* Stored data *
┏━━

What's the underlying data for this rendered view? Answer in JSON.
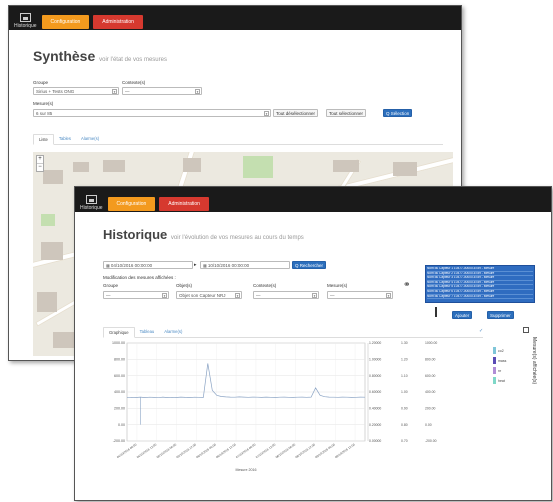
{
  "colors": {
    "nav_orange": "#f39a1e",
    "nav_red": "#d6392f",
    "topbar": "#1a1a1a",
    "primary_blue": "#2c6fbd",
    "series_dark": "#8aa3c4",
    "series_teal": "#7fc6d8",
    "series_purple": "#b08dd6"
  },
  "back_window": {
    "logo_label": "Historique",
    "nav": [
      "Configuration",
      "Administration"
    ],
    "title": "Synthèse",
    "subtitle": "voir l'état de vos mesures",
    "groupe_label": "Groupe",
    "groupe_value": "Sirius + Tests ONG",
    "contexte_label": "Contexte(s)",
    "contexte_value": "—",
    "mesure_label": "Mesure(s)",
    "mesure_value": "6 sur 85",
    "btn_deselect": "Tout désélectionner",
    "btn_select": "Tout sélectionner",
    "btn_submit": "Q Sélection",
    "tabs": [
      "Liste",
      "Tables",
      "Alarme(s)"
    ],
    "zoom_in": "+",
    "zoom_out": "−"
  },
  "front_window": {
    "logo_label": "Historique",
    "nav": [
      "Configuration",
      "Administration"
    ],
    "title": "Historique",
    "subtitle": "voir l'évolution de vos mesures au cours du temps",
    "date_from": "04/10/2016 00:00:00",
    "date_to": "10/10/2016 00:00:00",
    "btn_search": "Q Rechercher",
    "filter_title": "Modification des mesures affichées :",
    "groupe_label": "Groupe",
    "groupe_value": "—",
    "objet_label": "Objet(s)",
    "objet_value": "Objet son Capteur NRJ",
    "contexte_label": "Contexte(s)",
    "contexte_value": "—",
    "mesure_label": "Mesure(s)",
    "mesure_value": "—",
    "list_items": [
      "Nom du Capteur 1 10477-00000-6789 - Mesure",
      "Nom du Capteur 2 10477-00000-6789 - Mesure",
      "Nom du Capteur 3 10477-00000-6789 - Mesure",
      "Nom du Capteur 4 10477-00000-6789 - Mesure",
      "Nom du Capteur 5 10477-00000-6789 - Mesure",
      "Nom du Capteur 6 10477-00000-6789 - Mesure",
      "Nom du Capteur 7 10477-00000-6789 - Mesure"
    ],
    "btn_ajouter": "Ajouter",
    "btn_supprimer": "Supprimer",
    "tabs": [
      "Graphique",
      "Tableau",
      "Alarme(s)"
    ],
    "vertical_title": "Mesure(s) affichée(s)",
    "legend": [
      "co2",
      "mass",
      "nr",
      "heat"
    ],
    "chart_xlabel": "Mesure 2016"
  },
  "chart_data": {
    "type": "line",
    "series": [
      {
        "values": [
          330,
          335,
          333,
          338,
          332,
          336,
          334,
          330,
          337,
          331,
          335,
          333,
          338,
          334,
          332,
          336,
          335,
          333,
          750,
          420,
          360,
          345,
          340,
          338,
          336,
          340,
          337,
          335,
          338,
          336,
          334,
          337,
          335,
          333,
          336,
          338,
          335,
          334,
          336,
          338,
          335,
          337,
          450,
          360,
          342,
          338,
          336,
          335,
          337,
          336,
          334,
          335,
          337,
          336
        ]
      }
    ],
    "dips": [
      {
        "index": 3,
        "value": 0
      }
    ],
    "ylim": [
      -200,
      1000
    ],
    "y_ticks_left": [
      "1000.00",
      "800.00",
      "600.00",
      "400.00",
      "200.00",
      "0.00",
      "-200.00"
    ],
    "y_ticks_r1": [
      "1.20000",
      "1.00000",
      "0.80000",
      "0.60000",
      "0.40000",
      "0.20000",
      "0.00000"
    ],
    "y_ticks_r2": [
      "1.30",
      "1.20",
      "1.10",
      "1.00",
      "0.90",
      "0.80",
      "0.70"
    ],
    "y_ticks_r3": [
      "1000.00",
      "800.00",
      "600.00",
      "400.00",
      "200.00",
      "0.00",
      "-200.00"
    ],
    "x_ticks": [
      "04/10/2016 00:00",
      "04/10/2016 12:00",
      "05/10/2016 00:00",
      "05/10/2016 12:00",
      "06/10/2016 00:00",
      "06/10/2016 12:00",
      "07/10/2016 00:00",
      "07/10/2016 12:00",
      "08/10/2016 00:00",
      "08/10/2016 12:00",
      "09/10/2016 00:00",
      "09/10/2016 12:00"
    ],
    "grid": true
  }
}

┗━━
┏━━

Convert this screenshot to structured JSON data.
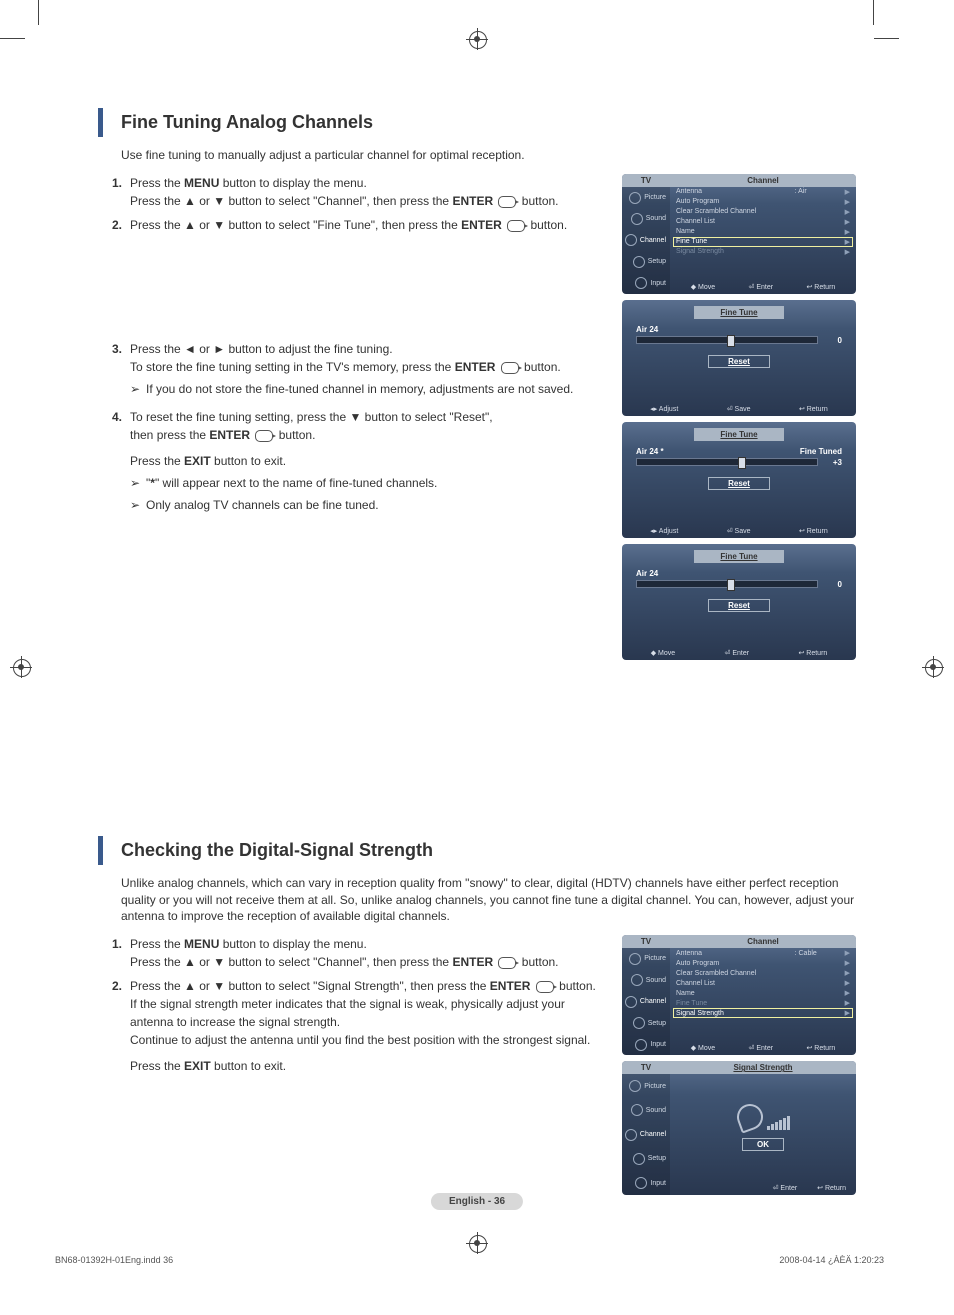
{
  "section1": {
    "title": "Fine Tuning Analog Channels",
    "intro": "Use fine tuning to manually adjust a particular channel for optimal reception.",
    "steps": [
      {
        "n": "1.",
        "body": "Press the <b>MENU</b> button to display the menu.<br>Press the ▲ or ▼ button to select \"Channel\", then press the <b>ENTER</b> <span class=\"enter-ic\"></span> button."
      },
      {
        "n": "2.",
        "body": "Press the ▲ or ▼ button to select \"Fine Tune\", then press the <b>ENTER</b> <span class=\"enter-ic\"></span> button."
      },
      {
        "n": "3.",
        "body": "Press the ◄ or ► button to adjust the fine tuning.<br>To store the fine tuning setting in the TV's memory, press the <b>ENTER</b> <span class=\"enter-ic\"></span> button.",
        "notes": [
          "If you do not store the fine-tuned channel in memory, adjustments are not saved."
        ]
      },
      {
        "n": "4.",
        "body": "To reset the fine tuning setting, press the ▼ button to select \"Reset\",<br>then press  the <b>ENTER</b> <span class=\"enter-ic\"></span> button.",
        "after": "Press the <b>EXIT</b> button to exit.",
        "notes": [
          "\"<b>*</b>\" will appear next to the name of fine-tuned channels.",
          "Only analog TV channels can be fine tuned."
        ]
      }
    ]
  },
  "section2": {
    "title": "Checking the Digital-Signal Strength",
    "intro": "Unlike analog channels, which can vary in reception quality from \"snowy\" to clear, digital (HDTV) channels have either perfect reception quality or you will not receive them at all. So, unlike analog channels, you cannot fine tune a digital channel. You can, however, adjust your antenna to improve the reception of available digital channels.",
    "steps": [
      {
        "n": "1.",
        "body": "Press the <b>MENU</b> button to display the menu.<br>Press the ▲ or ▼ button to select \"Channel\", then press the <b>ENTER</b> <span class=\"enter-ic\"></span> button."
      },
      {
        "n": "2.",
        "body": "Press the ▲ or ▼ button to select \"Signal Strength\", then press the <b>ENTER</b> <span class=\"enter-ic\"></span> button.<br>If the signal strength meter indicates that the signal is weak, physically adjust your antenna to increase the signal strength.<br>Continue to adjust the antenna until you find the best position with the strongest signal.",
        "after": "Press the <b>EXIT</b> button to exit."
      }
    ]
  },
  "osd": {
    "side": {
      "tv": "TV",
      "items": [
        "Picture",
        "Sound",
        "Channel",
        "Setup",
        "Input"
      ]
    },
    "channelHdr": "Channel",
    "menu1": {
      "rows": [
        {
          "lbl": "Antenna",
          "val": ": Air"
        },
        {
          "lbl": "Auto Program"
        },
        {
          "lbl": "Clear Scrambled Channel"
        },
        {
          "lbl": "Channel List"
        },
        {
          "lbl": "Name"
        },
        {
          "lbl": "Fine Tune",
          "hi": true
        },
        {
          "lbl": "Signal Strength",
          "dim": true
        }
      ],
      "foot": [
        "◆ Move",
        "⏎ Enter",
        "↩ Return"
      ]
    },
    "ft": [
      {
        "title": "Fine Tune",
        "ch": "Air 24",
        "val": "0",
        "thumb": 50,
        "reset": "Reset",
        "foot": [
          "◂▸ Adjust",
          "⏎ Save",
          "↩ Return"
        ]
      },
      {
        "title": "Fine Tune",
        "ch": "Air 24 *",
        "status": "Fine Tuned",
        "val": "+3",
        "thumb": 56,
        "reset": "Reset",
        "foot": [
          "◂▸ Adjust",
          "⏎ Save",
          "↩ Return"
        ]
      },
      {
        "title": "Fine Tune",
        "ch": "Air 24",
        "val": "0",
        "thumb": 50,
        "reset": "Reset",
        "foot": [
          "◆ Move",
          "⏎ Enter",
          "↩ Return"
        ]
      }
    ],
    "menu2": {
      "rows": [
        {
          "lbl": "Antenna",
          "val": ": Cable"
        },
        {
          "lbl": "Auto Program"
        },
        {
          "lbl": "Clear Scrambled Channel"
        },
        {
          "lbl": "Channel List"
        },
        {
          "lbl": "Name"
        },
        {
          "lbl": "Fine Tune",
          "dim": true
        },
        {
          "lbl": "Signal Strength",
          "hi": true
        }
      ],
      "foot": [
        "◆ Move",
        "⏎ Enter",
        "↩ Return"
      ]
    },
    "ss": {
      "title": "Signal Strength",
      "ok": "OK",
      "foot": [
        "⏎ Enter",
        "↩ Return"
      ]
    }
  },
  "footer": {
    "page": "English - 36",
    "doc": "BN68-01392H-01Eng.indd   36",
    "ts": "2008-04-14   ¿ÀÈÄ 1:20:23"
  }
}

┗━━

* WRITTEN INSTRUCTION *
How many of the lines above include the string "reception"? Answer with the number only.

* FULL ANSWER *
2